Problem description.
Where a line holds the string "triangle", return that line.

(Figure dataset records)
* START *

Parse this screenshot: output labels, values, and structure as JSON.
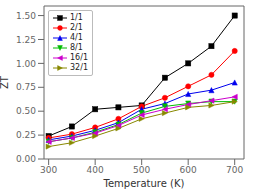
{
  "chart_data": {
    "type": "line",
    "xlabel": "Temperature (K)",
    "ylabel": "ZT",
    "x": [
      300,
      350,
      400,
      450,
      500,
      550,
      600,
      650,
      700
    ],
    "xlim": [
      290,
      720
    ],
    "xticks": [
      300,
      400,
      500,
      600,
      700
    ],
    "ylim": [
      0.0,
      1.6
    ],
    "yticks": [
      {
        "value": 0.0,
        "label": "0.00"
      },
      0.25,
      {
        "value": 0.5,
        "label": "0.50"
      },
      {
        "value": 0.75,
        "label": "0.75"
      },
      {
        "value": 1.0,
        "label": "1.00"
      },
      1.25,
      {
        "value": 1.5,
        "label": "1.50"
      }
    ],
    "grid": false,
    "legend": "upper left",
    "series": [
      {
        "name": "1/1",
        "color": "#000000",
        "marker": "square",
        "values": [
          0.24,
          0.34,
          0.52,
          0.54,
          0.56,
          0.85,
          1.0,
          1.18,
          1.5
        ]
      },
      {
        "name": "2/1",
        "color": "#ff0000",
        "marker": "circle",
        "values": [
          0.22,
          0.26,
          0.33,
          0.42,
          0.55,
          0.64,
          0.76,
          0.88,
          1.13
        ]
      },
      {
        "name": "4/1",
        "color": "#0000ee",
        "marker": "triangle-up",
        "values": [
          0.2,
          0.24,
          0.3,
          0.38,
          0.52,
          0.58,
          0.68,
          0.72,
          0.8
        ]
      },
      {
        "name": "8/1",
        "color": "#00bb00",
        "marker": "triangle-down",
        "values": [
          0.18,
          0.22,
          0.28,
          0.36,
          0.48,
          0.55,
          0.58,
          0.6,
          0.6
        ]
      },
      {
        "name": "16/1",
        "color": "#cc00cc",
        "marker": "triangle-left",
        "values": [
          0.18,
          0.22,
          0.27,
          0.35,
          0.46,
          0.52,
          0.57,
          0.61,
          0.65
        ]
      },
      {
        "name": "32/1",
        "color": "#888800",
        "marker": "triangle-right",
        "values": [
          0.13,
          0.17,
          0.24,
          0.32,
          0.42,
          0.48,
          0.54,
          0.56,
          0.6
        ]
      }
    ]
  }
}
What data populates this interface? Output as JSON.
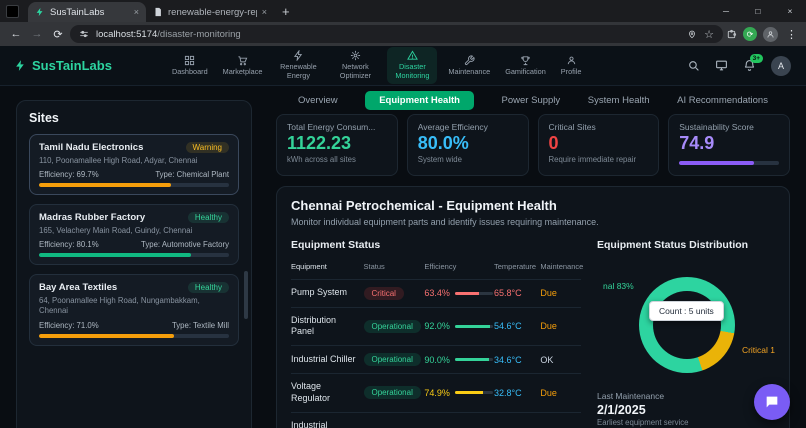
{
  "browser": {
    "tabs": [
      {
        "title": "SusTainLabs"
      },
      {
        "title": "renewable-energy-report (16).."
      }
    ],
    "icons": {
      "close_tab": "×",
      "new_tab": "+",
      "minimize": "─",
      "maximize": "□",
      "close": "×",
      "back": "←",
      "forward": "→",
      "reload": "⟳",
      "star": "☆",
      "menu": "⋮",
      "update": "⟳"
    },
    "url_host": "localhost:5174",
    "url_path": "/disaster-monitoring"
  },
  "appbar": {
    "brand": "SusTainLabs",
    "nav": [
      {
        "label": "Dashboard"
      },
      {
        "label": "Marketplace"
      },
      {
        "label": "Renewable Energy"
      },
      {
        "label": "Network Optimizer"
      },
      {
        "label": "Disaster Monitoring"
      },
      {
        "label": "Maintenance"
      },
      {
        "label": "Gamification"
      },
      {
        "label": "Profile"
      }
    ],
    "notification_badge": "3+",
    "avatar": "A"
  },
  "subtabs": [
    {
      "label": "Overview"
    },
    {
      "label": "Equipment Health"
    },
    {
      "label": "Power Supply"
    },
    {
      "label": "System Health"
    },
    {
      "label": "AI Recommendations"
    }
  ],
  "sites": {
    "title": "Sites",
    "items": [
      {
        "name": "Tamil Nadu Electronics",
        "status": "Warning",
        "status_color": "#fbbf24",
        "status_bg": "rgba(251,191,36,0.13)",
        "address": "110, Poonamallee High Road, Adyar, Chennai",
        "efficiency": "Efficiency: 69.7%",
        "type": "Type: Chemical Plant",
        "pct": 69.7,
        "bar_color": "#f59e0b"
      },
      {
        "name": "Madras Rubber Factory",
        "status": "Healthy",
        "status_color": "#34d399",
        "status_bg": "rgba(52,211,153,0.13)",
        "address": "165, Velachery Main Road, Guindy, Chennai",
        "efficiency": "Efficiency: 80.1%",
        "type": "Type: Automotive Factory",
        "pct": 80.1,
        "bar_color": "#10b981"
      },
      {
        "name": "Bay Area Textiles",
        "status": "Healthy",
        "status_color": "#34d399",
        "status_bg": "rgba(52,211,153,0.13)",
        "address": "64, Poonamallee High Road, Nungambakkam, Chennai",
        "efficiency": "Efficiency: 71.0%",
        "type": "Type: Textile Mill",
        "pct": 71.0,
        "bar_color": "#f59e0b"
      }
    ]
  },
  "stats": [
    {
      "title": "Total Energy Consum...",
      "value": "1122.23",
      "sub": "kWh across all sites",
      "color": "#34d399"
    },
    {
      "title": "Average Efficiency",
      "value": "80.0%",
      "sub": "System wide",
      "color": "#38bdf8"
    },
    {
      "title": "Critical Sites",
      "value": "0",
      "sub": "Require immediate repair",
      "color": "#ef4444"
    },
    {
      "title": "Sustainability Score",
      "value": "74.9",
      "color": "#a78bfa",
      "pct": 74.9,
      "bar_color": "#8b5cf6"
    }
  ],
  "main": {
    "title": "Chennai Petrochemical - Equipment Health",
    "subtitle": "Monitor individual equipment parts and identify issues requiring maintenance.",
    "table_title": "Equipment Status",
    "columns": [
      "Equipment",
      "Status",
      "Efficiency",
      "Temperature",
      "Maintenance"
    ],
    "rows": [
      {
        "equipment": "Pump System",
        "status": "Critical",
        "status_color": "#f87171",
        "status_bg": "rgba(239,68,68,0.16)",
        "efficiency": "63.4%",
        "eff_pct": 63.4,
        "eff_color": "#f87171",
        "temperature": "65.8°C",
        "temp_color": "#f87171",
        "maintenance": "Due",
        "maint_color": "#f59e0b"
      },
      {
        "equipment": "Distribution Panel",
        "status": "Operational",
        "status_color": "#34d399",
        "status_bg": "rgba(16,185,129,0.16)",
        "efficiency": "92.0%",
        "eff_pct": 92,
        "eff_color": "#34d399",
        "temperature": "54.6°C",
        "temp_color": "#38bdf8",
        "maintenance": "Due",
        "maint_color": "#f59e0b"
      },
      {
        "equipment": "Industrial Chiller",
        "status": "Operational",
        "status_color": "#34d399",
        "status_bg": "rgba(16,185,129,0.16)",
        "efficiency": "90.0%",
        "eff_pct": 90,
        "eff_color": "#34d399",
        "temperature": "34.6°C",
        "temp_color": "#38bdf8",
        "maintenance": "OK",
        "maint_color": "#cbd5e1"
      },
      {
        "equipment": "Voltage Regulator",
        "status": "Operational",
        "status_color": "#34d399",
        "status_bg": "rgba(16,185,129,0.16)",
        "efficiency": "74.9%",
        "eff_pct": 74.9,
        "eff_color": "#facc15",
        "temperature": "32.8°C",
        "temp_color": "#38bdf8",
        "maintenance": "Due",
        "maint_color": "#f59e0b"
      },
      {
        "equipment": "Industrial"
      }
    ]
  },
  "distribution": {
    "title": "Equipment Status Distribution",
    "label_left": "nal 83%",
    "label_right": "Critical 1",
    "tooltip": "Count : 5 units",
    "chart_data": {
      "type": "pie",
      "start_deg": 100,
      "segments": [
        {
          "label": "Critical",
          "pct": 17,
          "color": "#eab308"
        },
        {
          "label": "Operational",
          "pct": 83,
          "color": "#2dd4a0"
        }
      ]
    }
  },
  "maintenance": {
    "title": "Last Maintenance",
    "date": "2/1/2025",
    "sub": "Earliest equipment service"
  }
}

* END *

Result of this exercise.
        "marker": "triangle-up",
        "marker": "triangle-down",
        "marker": "triangle-left",
        "marker": "triangle-right",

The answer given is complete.